## Material shown
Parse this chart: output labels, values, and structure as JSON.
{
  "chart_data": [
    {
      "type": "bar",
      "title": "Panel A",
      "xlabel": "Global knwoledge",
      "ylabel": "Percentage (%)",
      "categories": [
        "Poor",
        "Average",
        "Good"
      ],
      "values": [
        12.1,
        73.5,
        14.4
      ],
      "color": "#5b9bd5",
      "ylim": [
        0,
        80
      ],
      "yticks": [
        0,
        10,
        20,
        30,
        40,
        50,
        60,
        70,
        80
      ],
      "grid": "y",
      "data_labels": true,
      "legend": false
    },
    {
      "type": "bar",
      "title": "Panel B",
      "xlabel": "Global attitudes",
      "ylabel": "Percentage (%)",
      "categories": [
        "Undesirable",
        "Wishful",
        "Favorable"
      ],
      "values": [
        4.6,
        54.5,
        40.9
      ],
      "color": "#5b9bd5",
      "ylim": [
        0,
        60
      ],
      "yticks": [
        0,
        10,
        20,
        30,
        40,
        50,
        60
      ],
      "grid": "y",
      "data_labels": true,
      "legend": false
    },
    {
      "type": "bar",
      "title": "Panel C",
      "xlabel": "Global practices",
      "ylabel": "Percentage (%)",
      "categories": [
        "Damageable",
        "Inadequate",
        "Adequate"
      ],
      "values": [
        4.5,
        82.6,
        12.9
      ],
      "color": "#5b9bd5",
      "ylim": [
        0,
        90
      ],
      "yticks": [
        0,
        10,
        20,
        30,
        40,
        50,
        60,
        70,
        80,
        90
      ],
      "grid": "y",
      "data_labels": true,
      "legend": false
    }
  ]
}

## Directions for this task
Scan the records for the string "Panel". Copy each line in which it appears.

## Solution to this problem
      "title": "Panel A",
      "title": "Panel B",
      "title": "Panel C",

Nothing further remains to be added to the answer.